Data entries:

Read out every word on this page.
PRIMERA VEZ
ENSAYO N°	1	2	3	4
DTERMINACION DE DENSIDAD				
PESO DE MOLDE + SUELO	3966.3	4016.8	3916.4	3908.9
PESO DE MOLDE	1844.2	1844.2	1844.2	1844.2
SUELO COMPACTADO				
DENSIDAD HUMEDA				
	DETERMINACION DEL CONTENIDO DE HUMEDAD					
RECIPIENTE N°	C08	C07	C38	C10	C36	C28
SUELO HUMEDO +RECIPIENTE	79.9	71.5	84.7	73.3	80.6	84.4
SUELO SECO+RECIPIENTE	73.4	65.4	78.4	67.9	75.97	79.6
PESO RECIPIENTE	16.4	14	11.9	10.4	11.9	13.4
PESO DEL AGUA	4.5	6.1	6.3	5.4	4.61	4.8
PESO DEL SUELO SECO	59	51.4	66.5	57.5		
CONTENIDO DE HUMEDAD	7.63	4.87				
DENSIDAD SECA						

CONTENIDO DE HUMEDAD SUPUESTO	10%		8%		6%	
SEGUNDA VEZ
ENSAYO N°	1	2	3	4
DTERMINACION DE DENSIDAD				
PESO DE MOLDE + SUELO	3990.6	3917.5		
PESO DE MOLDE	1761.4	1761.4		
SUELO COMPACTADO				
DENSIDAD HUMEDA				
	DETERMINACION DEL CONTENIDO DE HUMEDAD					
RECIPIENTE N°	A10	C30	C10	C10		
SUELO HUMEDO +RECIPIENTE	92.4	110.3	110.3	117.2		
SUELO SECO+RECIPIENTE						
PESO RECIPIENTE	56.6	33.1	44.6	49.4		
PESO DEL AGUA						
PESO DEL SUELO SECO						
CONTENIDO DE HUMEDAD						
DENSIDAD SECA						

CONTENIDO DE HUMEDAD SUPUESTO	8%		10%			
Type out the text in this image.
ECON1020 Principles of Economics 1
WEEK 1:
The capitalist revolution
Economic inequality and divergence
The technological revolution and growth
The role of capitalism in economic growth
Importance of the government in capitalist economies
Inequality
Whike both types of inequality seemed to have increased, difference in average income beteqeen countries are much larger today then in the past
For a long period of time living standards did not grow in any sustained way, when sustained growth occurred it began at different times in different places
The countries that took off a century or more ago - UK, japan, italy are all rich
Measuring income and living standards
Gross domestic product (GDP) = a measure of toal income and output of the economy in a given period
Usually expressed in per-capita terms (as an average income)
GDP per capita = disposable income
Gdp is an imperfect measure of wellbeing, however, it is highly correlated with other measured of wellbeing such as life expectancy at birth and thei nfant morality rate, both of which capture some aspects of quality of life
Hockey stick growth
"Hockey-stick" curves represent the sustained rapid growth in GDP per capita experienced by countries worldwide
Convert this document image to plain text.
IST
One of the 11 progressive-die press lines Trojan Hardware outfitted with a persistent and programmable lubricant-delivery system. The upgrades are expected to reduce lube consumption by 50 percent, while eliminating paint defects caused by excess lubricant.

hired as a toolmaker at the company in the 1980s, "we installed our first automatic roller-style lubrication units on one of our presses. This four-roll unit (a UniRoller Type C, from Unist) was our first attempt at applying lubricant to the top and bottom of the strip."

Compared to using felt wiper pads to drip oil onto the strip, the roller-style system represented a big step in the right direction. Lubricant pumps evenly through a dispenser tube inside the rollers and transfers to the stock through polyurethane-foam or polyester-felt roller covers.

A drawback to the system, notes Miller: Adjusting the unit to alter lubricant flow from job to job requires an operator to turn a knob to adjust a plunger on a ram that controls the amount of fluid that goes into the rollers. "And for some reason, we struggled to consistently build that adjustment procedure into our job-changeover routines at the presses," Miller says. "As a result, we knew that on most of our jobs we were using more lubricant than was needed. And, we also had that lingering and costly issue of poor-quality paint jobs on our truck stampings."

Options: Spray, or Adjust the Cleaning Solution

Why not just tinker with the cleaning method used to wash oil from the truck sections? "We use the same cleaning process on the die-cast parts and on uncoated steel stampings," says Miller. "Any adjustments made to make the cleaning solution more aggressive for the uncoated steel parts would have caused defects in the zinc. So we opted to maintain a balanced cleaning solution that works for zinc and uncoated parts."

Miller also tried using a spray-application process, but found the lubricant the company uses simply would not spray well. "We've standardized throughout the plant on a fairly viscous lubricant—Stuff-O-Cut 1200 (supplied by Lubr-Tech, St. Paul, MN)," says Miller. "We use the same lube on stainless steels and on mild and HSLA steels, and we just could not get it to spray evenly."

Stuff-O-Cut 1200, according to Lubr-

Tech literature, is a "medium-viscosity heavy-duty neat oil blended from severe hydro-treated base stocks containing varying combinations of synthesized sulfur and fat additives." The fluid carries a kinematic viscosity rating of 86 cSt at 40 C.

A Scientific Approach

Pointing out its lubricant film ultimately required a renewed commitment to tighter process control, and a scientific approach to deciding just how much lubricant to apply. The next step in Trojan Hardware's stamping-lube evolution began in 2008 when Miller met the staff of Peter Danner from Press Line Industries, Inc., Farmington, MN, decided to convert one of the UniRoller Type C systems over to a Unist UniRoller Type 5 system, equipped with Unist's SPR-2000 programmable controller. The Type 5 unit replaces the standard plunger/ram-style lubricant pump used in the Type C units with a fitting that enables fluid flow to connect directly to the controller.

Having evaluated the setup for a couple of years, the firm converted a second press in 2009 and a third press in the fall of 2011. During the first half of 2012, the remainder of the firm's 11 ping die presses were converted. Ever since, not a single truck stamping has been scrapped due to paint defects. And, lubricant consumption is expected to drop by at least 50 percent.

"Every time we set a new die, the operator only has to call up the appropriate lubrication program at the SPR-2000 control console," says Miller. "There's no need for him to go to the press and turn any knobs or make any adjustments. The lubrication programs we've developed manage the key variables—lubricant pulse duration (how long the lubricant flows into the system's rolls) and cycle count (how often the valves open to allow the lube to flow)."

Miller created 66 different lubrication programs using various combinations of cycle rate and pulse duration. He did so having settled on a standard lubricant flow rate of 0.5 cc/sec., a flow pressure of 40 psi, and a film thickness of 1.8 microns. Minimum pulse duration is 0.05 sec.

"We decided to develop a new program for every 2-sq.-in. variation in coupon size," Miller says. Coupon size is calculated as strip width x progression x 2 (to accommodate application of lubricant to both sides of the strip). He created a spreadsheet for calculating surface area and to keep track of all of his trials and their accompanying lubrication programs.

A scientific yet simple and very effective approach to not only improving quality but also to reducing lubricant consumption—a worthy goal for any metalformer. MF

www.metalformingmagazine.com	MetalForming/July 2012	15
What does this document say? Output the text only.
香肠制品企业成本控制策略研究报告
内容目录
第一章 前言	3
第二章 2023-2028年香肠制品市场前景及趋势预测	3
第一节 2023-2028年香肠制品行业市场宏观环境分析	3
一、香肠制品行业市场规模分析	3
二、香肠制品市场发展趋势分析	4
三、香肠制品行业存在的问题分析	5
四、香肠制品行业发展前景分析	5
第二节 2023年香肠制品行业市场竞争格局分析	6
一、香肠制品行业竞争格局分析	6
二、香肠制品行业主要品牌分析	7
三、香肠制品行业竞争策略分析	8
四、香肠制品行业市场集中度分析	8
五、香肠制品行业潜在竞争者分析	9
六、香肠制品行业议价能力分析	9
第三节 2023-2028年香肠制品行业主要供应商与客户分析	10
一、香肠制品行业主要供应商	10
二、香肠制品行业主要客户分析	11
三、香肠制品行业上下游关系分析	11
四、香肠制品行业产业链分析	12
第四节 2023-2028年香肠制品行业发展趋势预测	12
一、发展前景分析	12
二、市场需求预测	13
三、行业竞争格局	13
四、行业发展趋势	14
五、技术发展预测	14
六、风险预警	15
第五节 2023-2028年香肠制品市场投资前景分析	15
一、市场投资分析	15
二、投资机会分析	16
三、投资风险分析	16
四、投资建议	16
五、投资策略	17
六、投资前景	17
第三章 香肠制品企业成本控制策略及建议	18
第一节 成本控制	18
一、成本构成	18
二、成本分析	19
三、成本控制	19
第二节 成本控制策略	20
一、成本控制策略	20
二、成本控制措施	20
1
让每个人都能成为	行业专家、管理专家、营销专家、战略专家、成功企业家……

Task:
Write out each line of the data that holds the string "stick".

Full solution:
Hockey stick growth
"Hockey-stick" curves represent the sustained rapid growth in GDP per capita experienced by countries worldwide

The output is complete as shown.